• **Goal of the exercise**:
Copy out each line of the material below with no changes.
------------------------------------------------------------
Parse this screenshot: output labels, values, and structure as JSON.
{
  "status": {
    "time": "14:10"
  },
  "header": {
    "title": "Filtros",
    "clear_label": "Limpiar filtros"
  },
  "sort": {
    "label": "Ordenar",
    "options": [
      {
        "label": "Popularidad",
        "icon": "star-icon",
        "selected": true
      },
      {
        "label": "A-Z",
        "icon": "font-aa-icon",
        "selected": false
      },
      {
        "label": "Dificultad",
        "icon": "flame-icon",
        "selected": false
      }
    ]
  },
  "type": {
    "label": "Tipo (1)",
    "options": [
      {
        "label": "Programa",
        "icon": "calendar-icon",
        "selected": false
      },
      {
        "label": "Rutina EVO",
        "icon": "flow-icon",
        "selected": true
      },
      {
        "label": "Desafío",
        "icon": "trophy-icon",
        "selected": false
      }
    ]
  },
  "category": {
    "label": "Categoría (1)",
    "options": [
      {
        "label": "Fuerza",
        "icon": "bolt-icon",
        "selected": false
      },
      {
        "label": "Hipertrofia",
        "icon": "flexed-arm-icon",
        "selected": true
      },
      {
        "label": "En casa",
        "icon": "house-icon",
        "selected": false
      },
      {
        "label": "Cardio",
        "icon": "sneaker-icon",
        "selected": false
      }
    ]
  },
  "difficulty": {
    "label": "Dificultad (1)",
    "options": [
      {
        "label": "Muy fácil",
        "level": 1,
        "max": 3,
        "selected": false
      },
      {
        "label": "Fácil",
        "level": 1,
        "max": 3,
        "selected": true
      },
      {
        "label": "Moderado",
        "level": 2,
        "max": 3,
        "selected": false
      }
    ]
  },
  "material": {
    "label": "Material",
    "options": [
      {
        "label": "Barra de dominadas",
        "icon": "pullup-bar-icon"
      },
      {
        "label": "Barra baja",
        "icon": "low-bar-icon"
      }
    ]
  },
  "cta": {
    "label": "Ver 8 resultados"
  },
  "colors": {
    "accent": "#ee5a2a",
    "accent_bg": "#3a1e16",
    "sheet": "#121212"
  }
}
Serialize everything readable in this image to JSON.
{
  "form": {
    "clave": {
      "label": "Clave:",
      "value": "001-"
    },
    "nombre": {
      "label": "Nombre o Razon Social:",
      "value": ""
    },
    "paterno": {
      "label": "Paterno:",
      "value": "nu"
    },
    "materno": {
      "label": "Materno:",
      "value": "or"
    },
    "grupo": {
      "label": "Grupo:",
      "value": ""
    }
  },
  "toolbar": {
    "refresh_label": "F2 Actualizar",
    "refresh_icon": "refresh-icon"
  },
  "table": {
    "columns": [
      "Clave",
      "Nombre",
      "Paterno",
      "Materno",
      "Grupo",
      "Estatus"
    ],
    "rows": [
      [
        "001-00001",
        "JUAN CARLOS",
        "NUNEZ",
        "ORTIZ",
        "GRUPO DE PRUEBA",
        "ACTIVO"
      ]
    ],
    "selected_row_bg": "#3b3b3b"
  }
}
------------------------------------------------------------
• **The answer**:
Parse this screenshot: output labels, values, and structure as JSON.
{
  "status": {
    "time": "14:10"
  },
  "header": {
    "title": "Filtros",
    "clear_label": "Limpiar filtros"
  },
  "sort": {
    "label": "Ordenar",
    "options": [
      {
        "label": "Popularidad",
        "icon": "star-icon",
        "selected": true
      },
      {
        "label": "A-Z",
        "icon": "font-aa-icon",
        "selected": false
      },
      {
        "label": "Dificultad",
        "icon": "flame-icon",
        "selected": false
      }
    ]
  },
  "type": {
    "label": "Tipo (1)",
    "options": [
      {
        "label": "Programa",
        "icon": "calendar-icon",
        "selected": false
      },
      {
        "label": "Rutina EVO",
        "icon": "flow-icon",
        "selected": true
      },
      {
        "label": "Desafío",
        "icon": "trophy-icon",
        "selected": false
      }
    ]
  },
  "category": {
    "label": "Categoría (1)",
    "options": [
      {
        "label": "Fuerza",
        "icon": "bolt-icon",
        "selected": false
      },
      {
        "label": "Hipertrofia",
        "icon": "flexed-arm-icon",
        "selected": true
      },
      {
        "label": "En casa",
        "icon": "house-icon",
        "selected": false
      },
      {
        "label": "Cardio",
        "icon": "sneaker-icon",
        "selected": false
      }
    ]
  },
  "difficulty": {
    "label": "Dificultad (1)",
    "options": [
      {
        "label": "Muy fácil",
        "level": 1,
        "max": 3,
        "selected": false
      },
      {
        "label": "Fácil",
        "level": 1,
        "max": 3,
        "selected": true
      },
      {
        "label": "Moderado",
        "level": 2,
        "max": 3,
        "selected": false
      }
    ]
  },
  "material": {
    "label": "Material",
    "options": [
      {
        "label": "Barra de dominadas",
        "icon": "pullup-bar-icon"
      },
      {
        "label": "Barra baja",
        "icon": "low-bar-icon"
      }
    ]
  },
  "cta": {
    "label": "Ver 8 resultados"
  },
  "colors": {
    "accent": "#ee5a2a",
    "accent_bg": "#3a1e16",
    "sheet": "#121212"
  }
}
Serialize everything readable in this image to JSON.
{
  "form": {
    "clave": {
      "label": "Clave:",
      "value": "001-"
    },
    "nombre": {
      "label": "Nombre o Razon Social:",
      "value": ""
    },
    "paterno": {
      "label": "Paterno:",
      "value": "nu"
    },
    "materno": {
      "label": "Materno:",
      "value": "or"
    },
    "grupo": {
      "label": "Grupo:",
      "value": ""
    }
  },
  "toolbar": {
    "refresh_label": "F2 Actualizar",
    "refresh_icon": "refresh-icon"
  },
  "table": {
    "columns": [
      "Clave",
      "Nombre",
      "Paterno",
      "Materno",
      "Grupo",
      "Estatus"
    ],
    "rows": [
      [
        "001-00001",
        "JUAN CARLOS",
        "NUNEZ",
        "ORTIZ",
        "GRUPO DE PRUEBA",
        "ACTIVO"
      ]
    ],
    "selected_row_bg": "#3b3b3b"
  }
}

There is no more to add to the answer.